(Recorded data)
start

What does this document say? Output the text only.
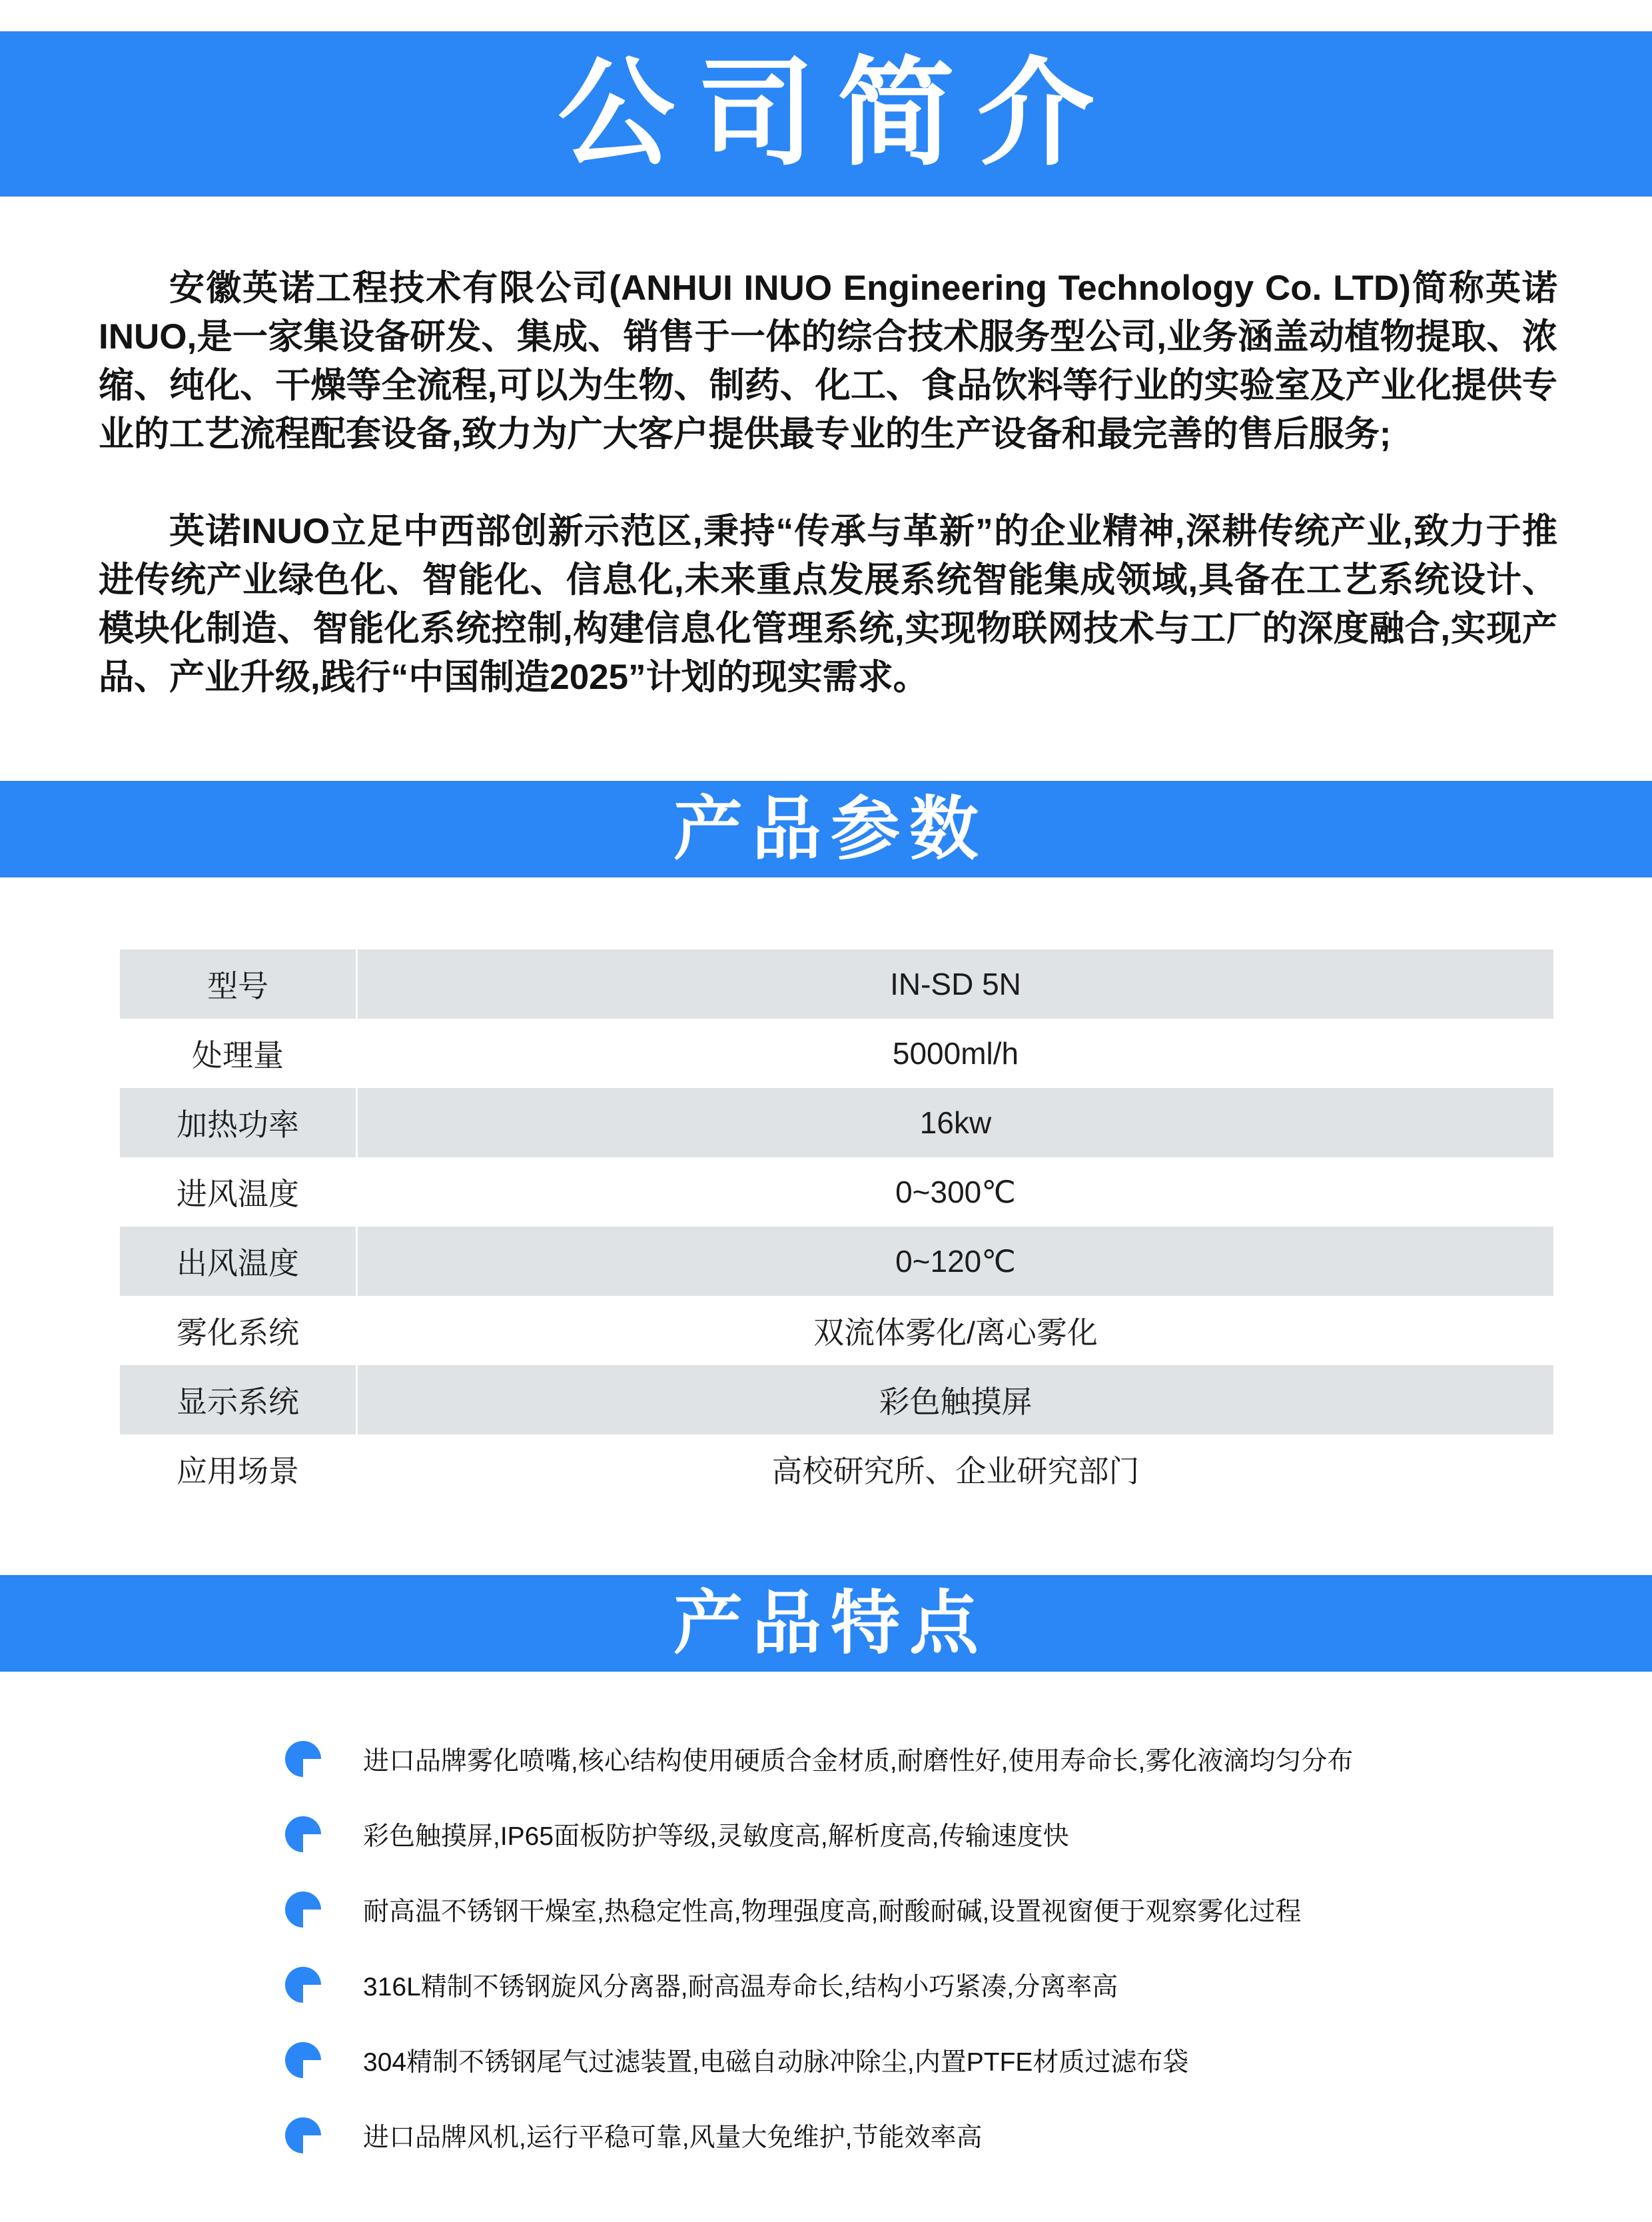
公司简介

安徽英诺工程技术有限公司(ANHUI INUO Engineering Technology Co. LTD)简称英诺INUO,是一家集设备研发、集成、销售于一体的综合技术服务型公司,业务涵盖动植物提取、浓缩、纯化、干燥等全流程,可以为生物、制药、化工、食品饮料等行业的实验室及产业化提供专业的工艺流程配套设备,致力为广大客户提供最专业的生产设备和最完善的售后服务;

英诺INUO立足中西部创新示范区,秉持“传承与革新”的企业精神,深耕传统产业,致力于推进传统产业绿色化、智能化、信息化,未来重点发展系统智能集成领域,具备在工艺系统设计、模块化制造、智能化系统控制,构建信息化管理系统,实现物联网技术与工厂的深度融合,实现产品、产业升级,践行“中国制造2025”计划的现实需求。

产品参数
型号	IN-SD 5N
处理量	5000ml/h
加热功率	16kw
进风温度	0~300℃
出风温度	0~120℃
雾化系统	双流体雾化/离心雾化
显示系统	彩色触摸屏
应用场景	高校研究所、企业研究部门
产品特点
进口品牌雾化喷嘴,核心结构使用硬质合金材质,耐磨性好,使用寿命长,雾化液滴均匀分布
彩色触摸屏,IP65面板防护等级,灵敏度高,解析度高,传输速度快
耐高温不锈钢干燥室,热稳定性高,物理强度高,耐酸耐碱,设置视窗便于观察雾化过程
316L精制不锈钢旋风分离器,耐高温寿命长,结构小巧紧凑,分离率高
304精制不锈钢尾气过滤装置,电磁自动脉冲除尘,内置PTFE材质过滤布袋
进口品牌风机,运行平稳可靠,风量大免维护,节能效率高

end
start

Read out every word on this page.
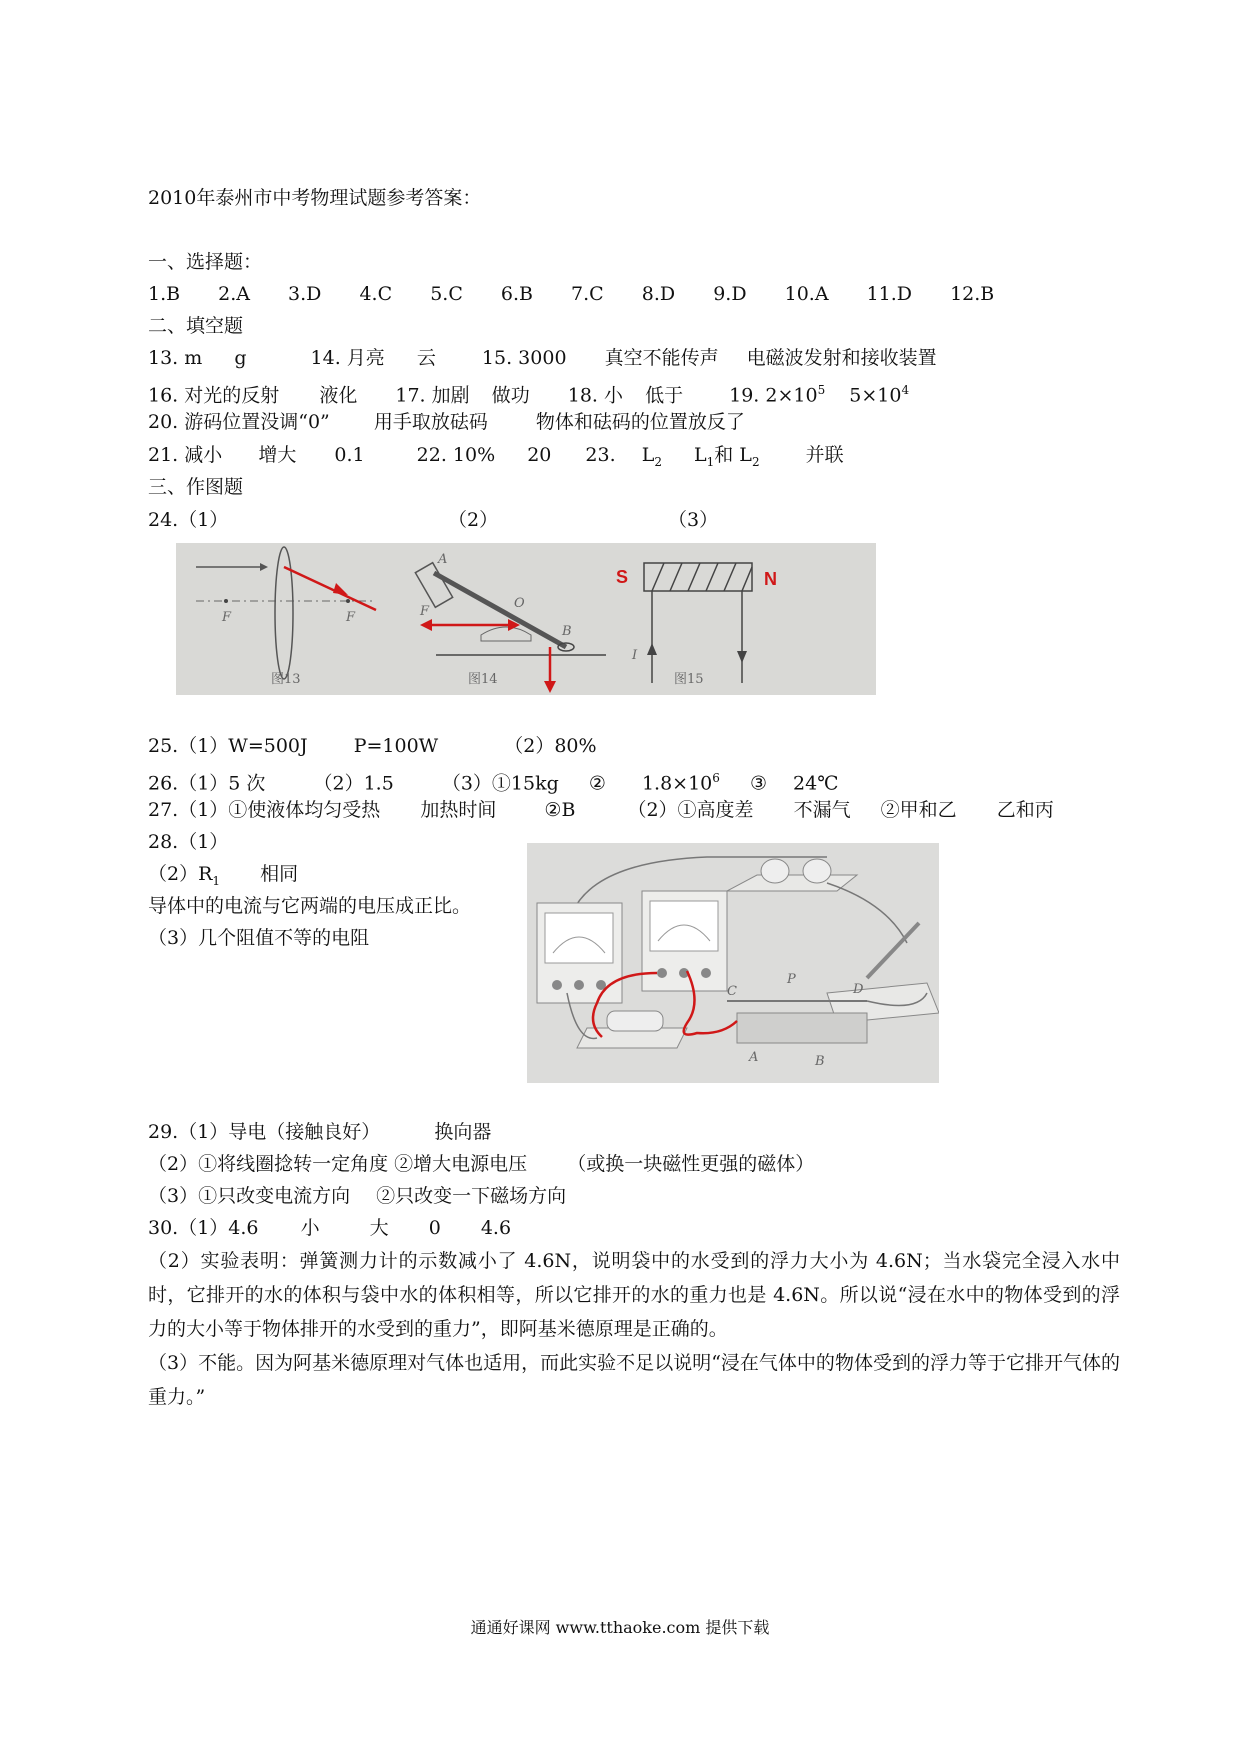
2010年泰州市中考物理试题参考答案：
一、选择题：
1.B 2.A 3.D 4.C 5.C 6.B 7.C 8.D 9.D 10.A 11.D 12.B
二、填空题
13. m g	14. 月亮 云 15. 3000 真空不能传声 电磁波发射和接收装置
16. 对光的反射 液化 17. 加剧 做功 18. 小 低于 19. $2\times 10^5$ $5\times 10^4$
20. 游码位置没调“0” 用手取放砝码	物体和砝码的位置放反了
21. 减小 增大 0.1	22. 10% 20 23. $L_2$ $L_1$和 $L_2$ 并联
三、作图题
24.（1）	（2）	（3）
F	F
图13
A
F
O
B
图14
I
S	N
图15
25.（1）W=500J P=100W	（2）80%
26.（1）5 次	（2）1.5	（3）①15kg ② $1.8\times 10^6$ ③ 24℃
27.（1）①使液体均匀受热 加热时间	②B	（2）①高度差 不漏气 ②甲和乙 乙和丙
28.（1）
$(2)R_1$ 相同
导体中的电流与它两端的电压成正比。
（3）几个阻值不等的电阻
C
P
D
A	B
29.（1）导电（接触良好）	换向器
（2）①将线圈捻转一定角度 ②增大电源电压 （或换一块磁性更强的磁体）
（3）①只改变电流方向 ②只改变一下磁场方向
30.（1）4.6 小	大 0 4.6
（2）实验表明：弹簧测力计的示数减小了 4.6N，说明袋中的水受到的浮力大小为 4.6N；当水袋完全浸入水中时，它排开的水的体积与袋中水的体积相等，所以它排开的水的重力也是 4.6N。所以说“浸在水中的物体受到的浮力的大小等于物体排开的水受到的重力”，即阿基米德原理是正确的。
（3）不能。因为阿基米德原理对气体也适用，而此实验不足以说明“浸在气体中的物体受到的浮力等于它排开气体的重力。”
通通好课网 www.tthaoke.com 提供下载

end

Read the data above. Pull out each line in which the string "彩色触摸屏" appears.

显示系统	彩色触摸屏
彩色触摸屏,IP65面板防护等级,灵敏度高,解析度高,传输速度快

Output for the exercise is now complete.